Transcribe the records below exactly, leaving out any pictures.
—————
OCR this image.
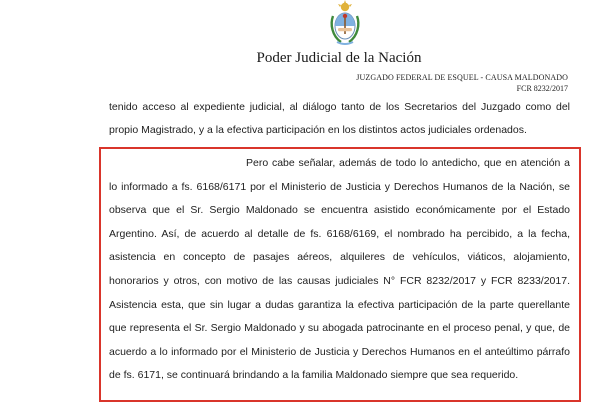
Poder Judicial de la Nación
JUZGADO FEDERAL DE ESQUEL - CAUSA MALDONADO
FCR 8232/2017
tenido acceso al expediente judicial, al diálogo tanto de los Secretarios del Juzgado como del propio Magistrado, y a la efectiva participación en los distintos actos judiciales ordenados.
Pero cabe señalar, además de todo lo antedicho, que en atención a lo informado a fs. 6168/6171 por el Ministerio de Justicia y Derechos Humanos de la Nación, se observa que el Sr. Sergio Maldonado se encuentra asistido económicamente por el Estado Argentino. Así, de acuerdo al detalle de fs. 6168/6169, el nombrado ha percibido, a la fecha, asistencia en concepto de pasajes aéreos, alquileres de vehículos, viáticos, alojamiento, honorarios y otros, con motivo de las causas judiciales N° FCR 8232/2017 y FCR 8233/2017. Asistencia esta, que sin lugar a dudas garantiza la efectiva participación de la parte querellante que representa el Sr. Sergio Maldonado y su abogada patrocinante en el proceso penal, y que, de acuerdo a lo informado por el Ministerio de Justicia y Derechos Humanos en el anteúltimo párrafo de fs. 6171, se continuará brindando a la familia Maldonado siempre que sea requerido.
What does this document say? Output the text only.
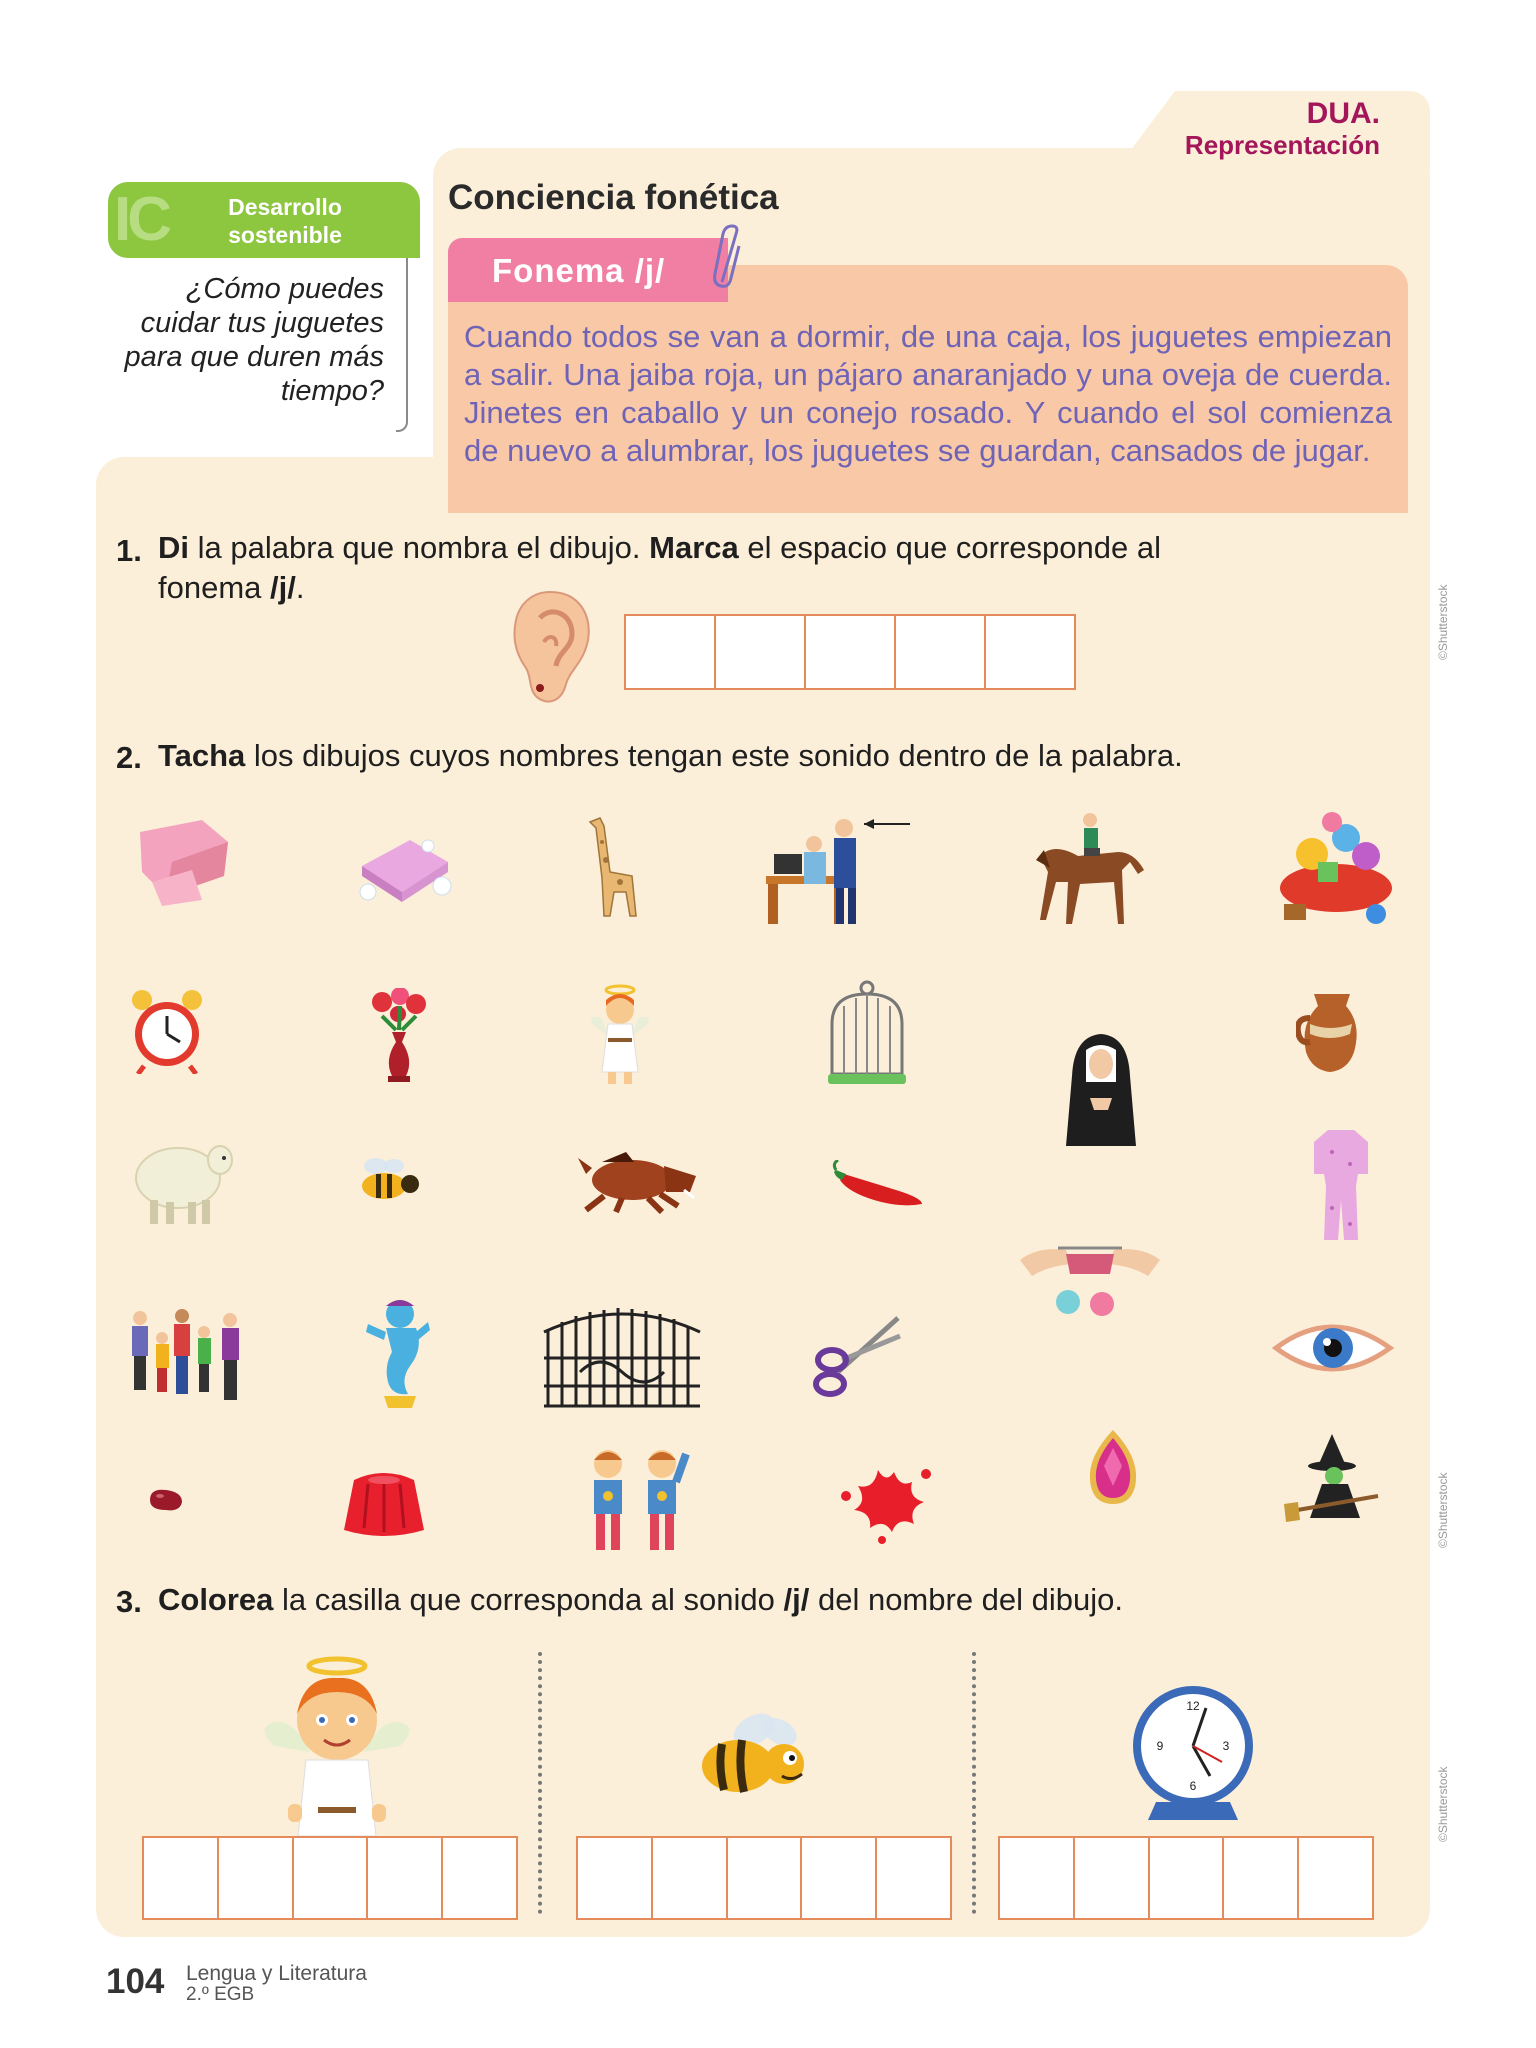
DUA.
Representación
IC	Desarrollo
sostenible
¿Cómo puedes cuidar tus juguetes para que duren más tiempo?
Conciencia fonética
Fonema /j/
Cuando todos se van a dormir, de una caja, los juguetes empiezan a salir. Una jaiba roja, un pájaro anaranjado y una oveja de cuerda. Jinetes en caballo y un conejo rosado. Y cuando el sol comienza de nuevo a alumbrar, los juguetes se guardan, cansados de jugar.
1. Di la palabra que nombra el dibujo. Marca el espacio que corresponde al
fonema /j/.
2. Tacha los dibujos cuyos nombres tengan este sonido dentro de la palabra.
3. Colorea la casilla que corresponda al sonido /j/ del nombre del dibujo.
12
3
6
9
©Shutterstock
©Shutterstock
©Shutterstock
104 Lengua y Literatura
2.º EGB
—————
## Task solution:
OCR this image.
Poder Judicial de la Nación
JUZGADO FEDERAL DE ESQUEL - CAUSA MALDONADO
FCR 8232/2017
tenido acceso al expediente judicial, al diálogo tanto de los Secretarios del Juzgado como del propio Magistrado, y a la efectiva participación en los distintos actos judiciales ordenados.
Pero cabe señalar, además de todo lo antedicho, que en atención a lo informado a fs. 6168/6171 por el Ministerio de Justicia y Derechos Humanos de la Nación, se observa que el Sr. Sergio Maldonado se encuentra asistido económicamente por el Estado Argentino. Así, de acuerdo al detalle de fs. 6168/6169, el nombrado ha percibido, a la fecha, asistencia en concepto de pasajes aéreos, alquileres de vehículos, viáticos, alojamiento, honorarios y otros, con motivo de las causas judiciales N° FCR 8232/2017 y FCR 8233/2017. Asistencia esta, que sin lugar a dudas garantiza la efectiva participación de la parte querellante que representa el Sr. Sergio Maldonado y su abogada patrocinante en el proceso penal, y que, de acuerdo a lo informado por el Ministerio de Justicia y Derechos Humanos en el anteúltimo párrafo de fs. 6171, se continuará brindando a la familia Maldonado siempre que sea requerido.
What does this document say? Output the text only.
DUA.
Representación
IC	Desarrollo
sostenible
¿Cómo puedes cuidar tus juguetes para que duren más tiempo?
Conciencia fonética
Fonema /j/
Cuando todos se van a dormir, de una caja, los juguetes empiezan a salir. Una jaiba roja, un pájaro anaranjado y una oveja de cuerda. Jinetes en caballo y un conejo rosado. Y cuando el sol comienza de nuevo a alumbrar, los juguetes se guardan, cansados de jugar.
1. Di la palabra que nombra el dibujo. Marca el espacio que corresponde al
fonema /j/.
2. Tacha los dibujos cuyos nombres tengan este sonido dentro de la palabra.
3. Colorea la casilla que corresponda al sonido /j/ del nombre del dibujo.
12
3
6
9
©Shutterstock
©Shutterstock
©Shutterstock
104 Lengua y Literatura
2.º EGB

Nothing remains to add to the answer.